Problem »
Using the listing below, copy every line that mentions "avec".

Data lines »

## Start

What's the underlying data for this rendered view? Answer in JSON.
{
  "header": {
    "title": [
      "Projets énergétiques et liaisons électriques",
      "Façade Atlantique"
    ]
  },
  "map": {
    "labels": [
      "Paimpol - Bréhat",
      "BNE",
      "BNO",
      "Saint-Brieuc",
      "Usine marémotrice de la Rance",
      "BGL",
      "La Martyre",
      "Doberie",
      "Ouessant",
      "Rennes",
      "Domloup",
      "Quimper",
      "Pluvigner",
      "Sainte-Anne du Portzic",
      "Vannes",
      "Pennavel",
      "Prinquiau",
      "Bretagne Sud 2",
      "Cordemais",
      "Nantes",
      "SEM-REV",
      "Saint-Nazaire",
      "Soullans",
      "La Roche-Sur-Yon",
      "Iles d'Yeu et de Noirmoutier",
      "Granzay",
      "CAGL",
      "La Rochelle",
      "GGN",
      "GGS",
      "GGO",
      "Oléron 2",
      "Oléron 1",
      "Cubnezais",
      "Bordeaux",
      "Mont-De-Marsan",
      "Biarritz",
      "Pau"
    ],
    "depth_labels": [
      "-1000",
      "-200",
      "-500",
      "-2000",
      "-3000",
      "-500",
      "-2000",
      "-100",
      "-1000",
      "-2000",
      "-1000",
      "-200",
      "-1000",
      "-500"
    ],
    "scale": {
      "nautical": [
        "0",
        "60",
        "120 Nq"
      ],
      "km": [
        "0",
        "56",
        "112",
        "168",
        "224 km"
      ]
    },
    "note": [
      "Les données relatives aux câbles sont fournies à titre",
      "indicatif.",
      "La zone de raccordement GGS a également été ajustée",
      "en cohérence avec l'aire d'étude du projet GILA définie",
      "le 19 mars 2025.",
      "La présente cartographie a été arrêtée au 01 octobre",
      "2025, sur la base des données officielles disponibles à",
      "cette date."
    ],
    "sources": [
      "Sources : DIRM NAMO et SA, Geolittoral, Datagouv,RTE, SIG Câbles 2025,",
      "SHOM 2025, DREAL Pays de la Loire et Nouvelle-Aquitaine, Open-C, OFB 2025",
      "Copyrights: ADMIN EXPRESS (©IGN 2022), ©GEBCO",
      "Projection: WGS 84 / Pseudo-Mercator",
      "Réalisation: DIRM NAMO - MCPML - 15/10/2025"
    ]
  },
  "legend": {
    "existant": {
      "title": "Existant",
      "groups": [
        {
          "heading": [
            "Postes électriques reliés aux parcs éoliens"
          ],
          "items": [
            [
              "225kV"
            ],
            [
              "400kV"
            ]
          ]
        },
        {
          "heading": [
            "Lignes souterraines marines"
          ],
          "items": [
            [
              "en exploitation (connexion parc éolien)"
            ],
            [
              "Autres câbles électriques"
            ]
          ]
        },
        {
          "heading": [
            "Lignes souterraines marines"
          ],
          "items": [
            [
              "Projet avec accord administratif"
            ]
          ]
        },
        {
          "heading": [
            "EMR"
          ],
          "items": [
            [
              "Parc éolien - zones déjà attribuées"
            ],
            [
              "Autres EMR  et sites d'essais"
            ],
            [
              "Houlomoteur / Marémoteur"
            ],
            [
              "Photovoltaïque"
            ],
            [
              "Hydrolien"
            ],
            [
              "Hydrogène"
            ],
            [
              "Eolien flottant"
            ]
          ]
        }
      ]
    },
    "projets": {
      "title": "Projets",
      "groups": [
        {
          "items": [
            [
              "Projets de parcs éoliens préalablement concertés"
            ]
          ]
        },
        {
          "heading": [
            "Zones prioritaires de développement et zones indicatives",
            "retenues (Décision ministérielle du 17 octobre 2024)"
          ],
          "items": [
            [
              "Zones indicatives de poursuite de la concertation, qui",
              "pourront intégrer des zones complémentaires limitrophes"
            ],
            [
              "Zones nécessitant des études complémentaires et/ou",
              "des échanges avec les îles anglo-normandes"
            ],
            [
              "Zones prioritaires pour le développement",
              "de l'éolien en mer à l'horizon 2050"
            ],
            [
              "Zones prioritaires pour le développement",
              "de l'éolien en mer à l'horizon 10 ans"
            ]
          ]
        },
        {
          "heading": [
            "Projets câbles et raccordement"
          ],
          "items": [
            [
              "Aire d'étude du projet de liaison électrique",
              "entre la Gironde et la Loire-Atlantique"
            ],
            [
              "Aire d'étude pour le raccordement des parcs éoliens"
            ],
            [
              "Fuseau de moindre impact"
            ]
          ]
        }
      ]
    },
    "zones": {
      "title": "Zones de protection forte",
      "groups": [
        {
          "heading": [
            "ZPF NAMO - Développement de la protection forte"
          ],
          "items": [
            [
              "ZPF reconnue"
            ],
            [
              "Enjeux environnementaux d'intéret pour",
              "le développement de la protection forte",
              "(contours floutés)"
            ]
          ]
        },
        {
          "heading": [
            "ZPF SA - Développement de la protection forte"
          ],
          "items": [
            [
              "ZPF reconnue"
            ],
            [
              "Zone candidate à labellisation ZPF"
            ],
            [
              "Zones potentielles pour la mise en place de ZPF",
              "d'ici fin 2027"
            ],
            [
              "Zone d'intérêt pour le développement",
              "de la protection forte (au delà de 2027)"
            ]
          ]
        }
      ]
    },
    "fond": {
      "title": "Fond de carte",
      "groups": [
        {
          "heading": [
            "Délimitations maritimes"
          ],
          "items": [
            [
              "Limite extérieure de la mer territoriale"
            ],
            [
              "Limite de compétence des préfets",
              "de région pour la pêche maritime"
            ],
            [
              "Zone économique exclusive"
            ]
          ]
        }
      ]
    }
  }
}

## End

Task answer »
      "en cohérence avec l'aire d'étude du projet GILA définie",
              "Projet avec accord administratif"
              "des échanges avec les îles anglo-normandes"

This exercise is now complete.